▸ **Your instructions**
Pull out every line in the data below that has the word "ribbon" in it.

##### Data in this exercise

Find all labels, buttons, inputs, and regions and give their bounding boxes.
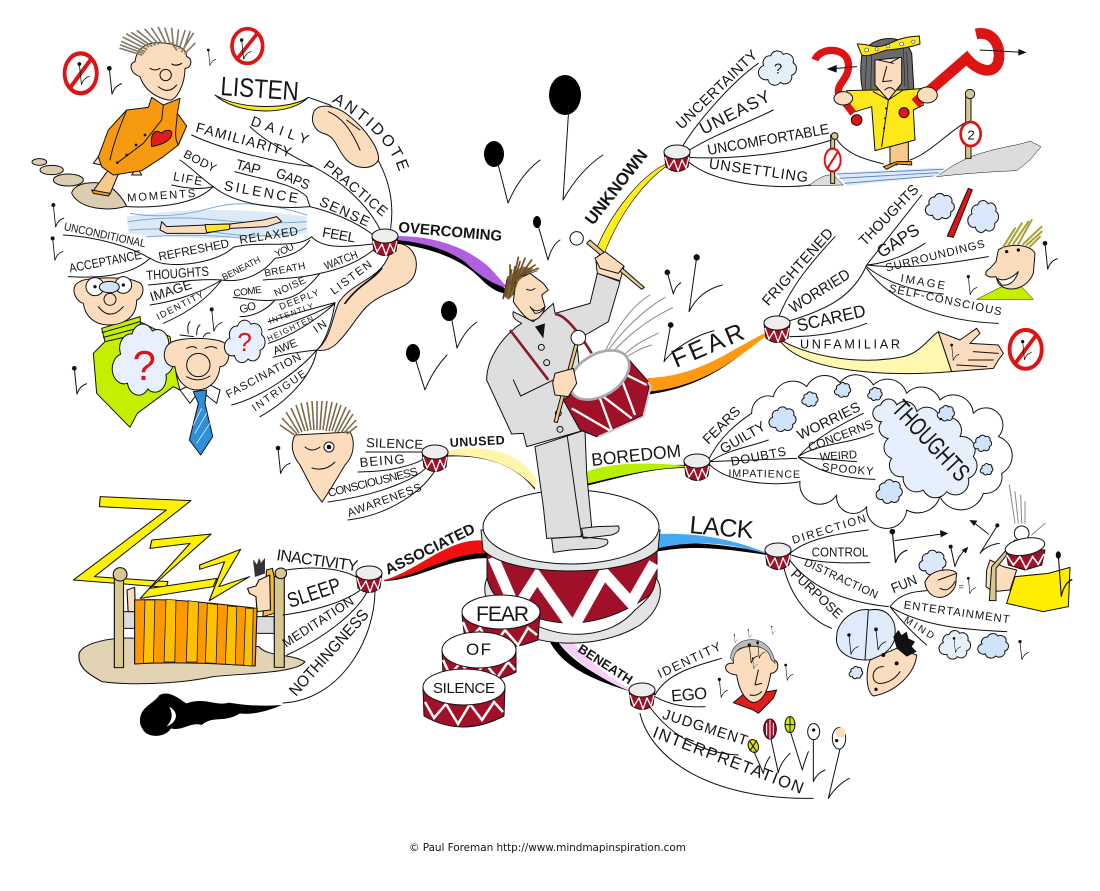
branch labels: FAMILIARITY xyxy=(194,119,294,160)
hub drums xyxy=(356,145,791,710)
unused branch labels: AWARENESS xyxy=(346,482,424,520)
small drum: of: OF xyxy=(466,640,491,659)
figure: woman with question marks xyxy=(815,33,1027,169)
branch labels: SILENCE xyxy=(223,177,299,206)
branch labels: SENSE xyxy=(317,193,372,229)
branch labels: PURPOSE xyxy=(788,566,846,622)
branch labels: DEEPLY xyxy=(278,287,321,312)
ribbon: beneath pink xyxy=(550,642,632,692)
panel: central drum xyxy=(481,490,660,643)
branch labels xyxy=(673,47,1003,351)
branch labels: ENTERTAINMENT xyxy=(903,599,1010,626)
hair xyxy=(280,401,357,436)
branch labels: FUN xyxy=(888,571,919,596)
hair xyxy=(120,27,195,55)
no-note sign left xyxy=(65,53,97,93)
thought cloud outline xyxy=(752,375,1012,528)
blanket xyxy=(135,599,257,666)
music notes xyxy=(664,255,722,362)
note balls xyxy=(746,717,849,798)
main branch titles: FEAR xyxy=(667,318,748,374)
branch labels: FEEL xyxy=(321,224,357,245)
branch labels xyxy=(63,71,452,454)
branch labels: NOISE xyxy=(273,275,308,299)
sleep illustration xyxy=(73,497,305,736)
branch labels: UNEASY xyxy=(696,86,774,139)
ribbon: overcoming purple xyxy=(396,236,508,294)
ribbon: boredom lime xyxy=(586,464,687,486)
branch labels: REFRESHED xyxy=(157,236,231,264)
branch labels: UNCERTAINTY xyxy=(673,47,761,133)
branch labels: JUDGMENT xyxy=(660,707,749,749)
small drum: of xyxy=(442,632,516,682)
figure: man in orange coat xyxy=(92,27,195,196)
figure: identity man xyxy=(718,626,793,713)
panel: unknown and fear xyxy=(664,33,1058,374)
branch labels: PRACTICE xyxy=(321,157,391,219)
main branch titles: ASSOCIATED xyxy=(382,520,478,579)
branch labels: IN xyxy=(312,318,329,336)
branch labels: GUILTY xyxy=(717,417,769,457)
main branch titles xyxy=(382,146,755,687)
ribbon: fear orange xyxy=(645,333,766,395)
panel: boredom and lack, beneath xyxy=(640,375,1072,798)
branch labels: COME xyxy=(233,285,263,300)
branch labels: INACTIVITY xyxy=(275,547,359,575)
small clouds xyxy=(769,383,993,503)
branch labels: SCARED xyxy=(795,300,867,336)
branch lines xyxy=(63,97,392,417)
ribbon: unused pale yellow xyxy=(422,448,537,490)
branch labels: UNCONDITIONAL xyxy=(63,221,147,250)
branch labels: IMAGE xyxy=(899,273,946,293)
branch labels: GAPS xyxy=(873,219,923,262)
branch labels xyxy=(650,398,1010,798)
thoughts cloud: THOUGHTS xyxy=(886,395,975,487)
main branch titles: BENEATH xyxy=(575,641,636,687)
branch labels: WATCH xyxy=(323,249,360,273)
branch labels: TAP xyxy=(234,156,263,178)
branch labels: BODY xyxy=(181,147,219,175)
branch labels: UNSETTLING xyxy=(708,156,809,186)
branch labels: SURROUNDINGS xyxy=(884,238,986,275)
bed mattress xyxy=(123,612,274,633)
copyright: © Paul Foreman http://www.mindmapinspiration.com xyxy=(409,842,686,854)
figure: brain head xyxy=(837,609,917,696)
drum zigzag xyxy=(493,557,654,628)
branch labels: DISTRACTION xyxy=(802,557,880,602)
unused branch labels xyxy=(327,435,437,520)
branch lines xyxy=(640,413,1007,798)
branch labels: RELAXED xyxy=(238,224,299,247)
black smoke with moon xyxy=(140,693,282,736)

##########

▸ **Reply to the exercise**
ribbon: beneath pink xyxy=(550,642,632,692)
ribbon: overcoming purple xyxy=(396,236,508,294)
ribbon: boredom lime xyxy=(586,464,687,486)
ribbon: fear orange xyxy=(645,333,766,395)
ribbon: unused pale yellow xyxy=(422,448,537,490)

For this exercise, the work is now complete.